▸ EXERCISE TASK
From the listing that follows, output everything exactly except the pictures.

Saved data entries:

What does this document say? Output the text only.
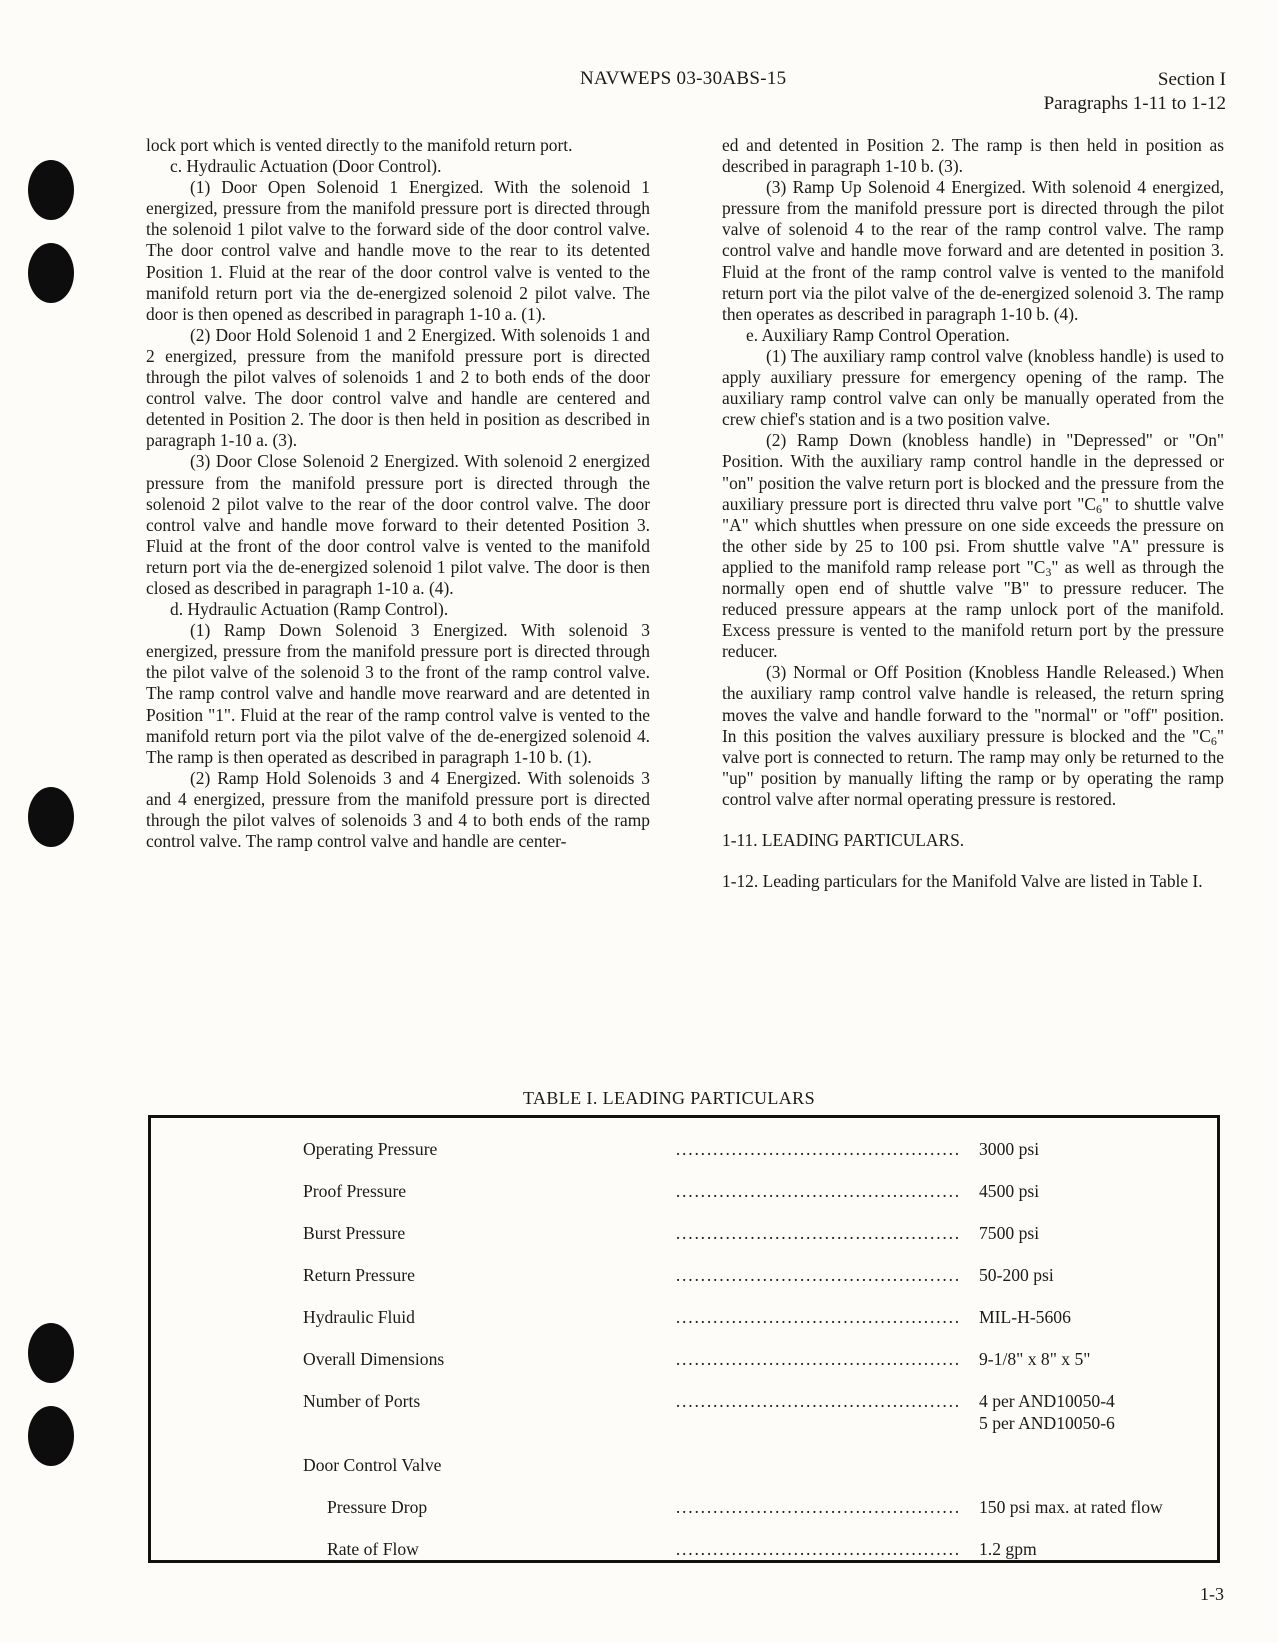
NAVWEPS 03-30ABS-15	Section I
Paragraphs 1-11 to 1-12

lock port which is vented directly to the manifold return port.

c. Hydraulic Actuation (Door Control).

(1) Door Open Solenoid 1 Energized. With the solenoid 1 energized, pressure from the manifold pressure port is directed through the solenoid 1 pilot valve to the forward side of the door control valve. The door control valve and handle move to the rear to its detented Position 1. Fluid at the rear of the door control valve is vented to the manifold return port via the de-energized solenoid 2 pilot valve. The door is then opened as described in paragraph 1-10 a. (1).

(2) Door Hold Solenoid 1 and 2 Energized. With solenoids 1 and 2 energized, pressure from the manifold pressure port is directed through the pilot valves of solenoids 1 and 2 to both ends of the door control valve. The door control valve and handle are centered and detented in Position 2. The door is then held in position as described in paragraph 1-10 a. (3).

(3) Door Close Solenoid 2 Energized. With solenoid 2 energized pressure from the manifold pressure port is directed through the solenoid 2 pilot valve to the rear of the door control valve. The door control valve and handle move forward to their detented Position 3. Fluid at the front of the door control valve is vented to the manifold return port via the de-energized solenoid 1 pilot valve. The door is then closed as described in paragraph 1-10 a. (4).

d. Hydraulic Actuation (Ramp Control).

(1) Ramp Down Solenoid 3 Energized. With solenoid 3 energized, pressure from the manifold pressure port is directed through the pilot valve of the solenoid 3 to the front of the ramp control valve. The ramp control valve and handle move rearward and are detented in Position "1". Fluid at the rear of the ramp control valve is vented to the manifold return port via the pilot valve of the de-energized solenoid 4. The ramp is then operated as described in paragraph 1-10 b. (1).

(2) Ramp Hold Solenoids 3 and 4 Energized. With solenoids 3 and 4 energized, pressure from the manifold pressure port is directed through the pilot valves of solenoids 3 and 4 to both ends of the ramp control valve. The ramp control valve and handle are center-

ed and detented in Position 2. The ramp is then held in position as described in paragraph 1-10 b. (3).

(3) Ramp Up Solenoid 4 Energized. With solenoid 4 energized, pressure from the manifold pressure port is directed through the pilot valve of solenoid 4 to the rear of the ramp control valve. The ramp control valve and handle move forward and are detented in position 3. Fluid at the front of the ramp control valve is vented to the manifold return port via the pilot valve of the de-energized solenoid 3. The ramp then operates as described in paragraph 1-10 b. (4).

e. Auxiliary Ramp Control Operation.

(1) The auxiliary ramp control valve (knobless handle) is used to apply auxiliary pressure for emergency opening of the ramp. The auxiliary ramp control valve can only be manually operated from the crew chief's station and is a two position valve.

(2) Ramp Down (knobless handle) in "Depressed" or "On" Position. With the auxiliary ramp control handle in the depressed or "on" position the valve return port is blocked and the pressure from the auxiliary pressure port is directed thru valve port "$C_6$" to shuttle valve "A" which shuttles when pressure on one side exceeds the pressure on the other side by 25 to 100 psi. From shuttle valve "A" pressure is applied to the manifold ramp release port "$C_3$" as well as through the normally open end of shuttle valve "B" to pressure reducer. The reduced pressure appears at the ramp unlock port of the manifold. Excess pressure is vented to the manifold return port by the pressure reducer.

(3) Normal or Off Position (Knobless Handle Released.) When the auxiliary ramp control valve handle is released, the return spring moves the valve and handle forward to the "normal" or "off" position. In this position the valves auxiliary pressure is blocked and the "$C_6$" valve port is connected to return. The ramp may only be returned to the "up" position by manually lifting the ramp or by operating the ramp control valve after normal operating pressure is restored.

1-11. LEADING PARTICULARS.

1-12. Leading particulars for the Manifold Valve are listed in Table I.

TABLE I. LEADING PARTICULARS
..............................................
Operating Pressure	3000 psi
..............................................
Proof Pressure	4500 psi
..............................................
Burst Pressure	7500 psi
..............................................
Return Pressure	50-200 psi
..............................................
Hydraulic Fluid	MIL-H-5606
..............................................
Overall Dimensions	9-1/8" x 8" x 5"
..............................................
Number of Ports	4 per AND10050-4
5 per AND10050-6
Door Control Valve
..............................................
Pressure Drop	150 psi max. at rated flow
..............................................
Rate of Flow	1.2 gpm
1-3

▸ ANSWER TO THIS EXERCISE
What does this document say? Output the text only.
NAVWEPS 03-30ABS-15	Section I
Paragraphs 1-11 to 1-12

lock port which is vented directly to the manifold return port.

c. Hydraulic Actuation (Door Control).

(1) Door Open Solenoid 1 Energized. With the solenoid 1 energized, pressure from the manifold pressure port is directed through the solenoid 1 pilot valve to the forward side of the door control valve. The door control valve and handle move to the rear to its detented Position 1. Fluid at the rear of the door control valve is vented to the manifold return port via the de-energized solenoid 2 pilot valve. The door is then opened as described in paragraph 1-10 a. (1).

(2) Door Hold Solenoid 1 and 2 Energized. With solenoids 1 and 2 energized, pressure from the manifold pressure port is directed through the pilot valves of solenoids 1 and 2 to both ends of the door control valve. The door control valve and handle are centered and detented in Position 2. The door is then held in position as described in paragraph 1-10 a. (3).

(3) Door Close Solenoid 2 Energized. With solenoid 2 energized pressure from the manifold pressure port is directed through the solenoid 2 pilot valve to the rear of the door control valve. The door control valve and handle move forward to their detented Position 3. Fluid at the front of the door control valve is vented to the manifold return port via the de-energized solenoid 1 pilot valve. The door is then closed as described in paragraph 1-10 a. (4).

d. Hydraulic Actuation (Ramp Control).

(1) Ramp Down Solenoid 3 Energized. With solenoid 3 energized, pressure from the manifold pressure port is directed through the pilot valve of the solenoid 3 to the front of the ramp control valve. The ramp control valve and handle move rearward and are detented in Position "1". Fluid at the rear of the ramp control valve is vented to the manifold return port via the pilot valve of the de-energized solenoid 4. The ramp is then operated as described in paragraph 1-10 b. (1).

(2) Ramp Hold Solenoids 3 and 4 Energized. With solenoids 3 and 4 energized, pressure from the manifold pressure port is directed through the pilot valves of solenoids 3 and 4 to both ends of the ramp control valve. The ramp control valve and handle are center-

ed and detented in Position 2. The ramp is then held in position as described in paragraph 1-10 b. (3).

(3) Ramp Up Solenoid 4 Energized. With solenoid 4 energized, pressure from the manifold pressure port is directed through the pilot valve of solenoid 4 to the rear of the ramp control valve. The ramp control valve and handle move forward and are detented in position 3. Fluid at the front of the ramp control valve is vented to the manifold return port via the pilot valve of the de-energized solenoid 3. The ramp then operates as described in paragraph 1-10 b. (4).

e. Auxiliary Ramp Control Operation.

(1) The auxiliary ramp control valve (knobless handle) is used to apply auxiliary pressure for emergency opening of the ramp. The auxiliary ramp control valve can only be manually operated from the crew chief's station and is a two position valve.

(2) Ramp Down (knobless handle) in "Depressed" or "On" Position. With the auxiliary ramp control handle in the depressed or "on" position the valve return port is blocked and the pressure from the auxiliary pressure port is directed thru valve port "$C_6$" to shuttle valve "A" which shuttles when pressure on one side exceeds the pressure on the other side by 25 to 100 psi. From shuttle valve "A" pressure is applied to the manifold ramp release port "$C_3$" as well as through the normally open end of shuttle valve "B" to pressure reducer. The reduced pressure appears at the ramp unlock port of the manifold. Excess pressure is vented to the manifold return port by the pressure reducer.

(3) Normal or Off Position (Knobless Handle Released.) When the auxiliary ramp control valve handle is released, the return spring moves the valve and handle forward to the "normal" or "off" position. In this position the valves auxiliary pressure is blocked and the "$C_6$" valve port is connected to return. The ramp may only be returned to the "up" position by manually lifting the ramp or by operating the ramp control valve after normal operating pressure is restored.

1-11. LEADING PARTICULARS.

1-12. Leading particulars for the Manifold Valve are listed in Table I.

TABLE I. LEADING PARTICULARS
..............................................
Operating Pressure	3000 psi
..............................................
Proof Pressure	4500 psi
..............................................
Burst Pressure	7500 psi
..............................................
Return Pressure	50-200 psi
..............................................
Hydraulic Fluid	MIL-H-5606
..............................................
Overall Dimensions	9-1/8" x 8" x 5"
..............................................
Number of Ports	4 per AND10050-4
5 per AND10050-6
Door Control Valve
..............................................
Pressure Drop	150 psi max. at rated flow
..............................................
Rate of Flow	1.2 gpm
1-3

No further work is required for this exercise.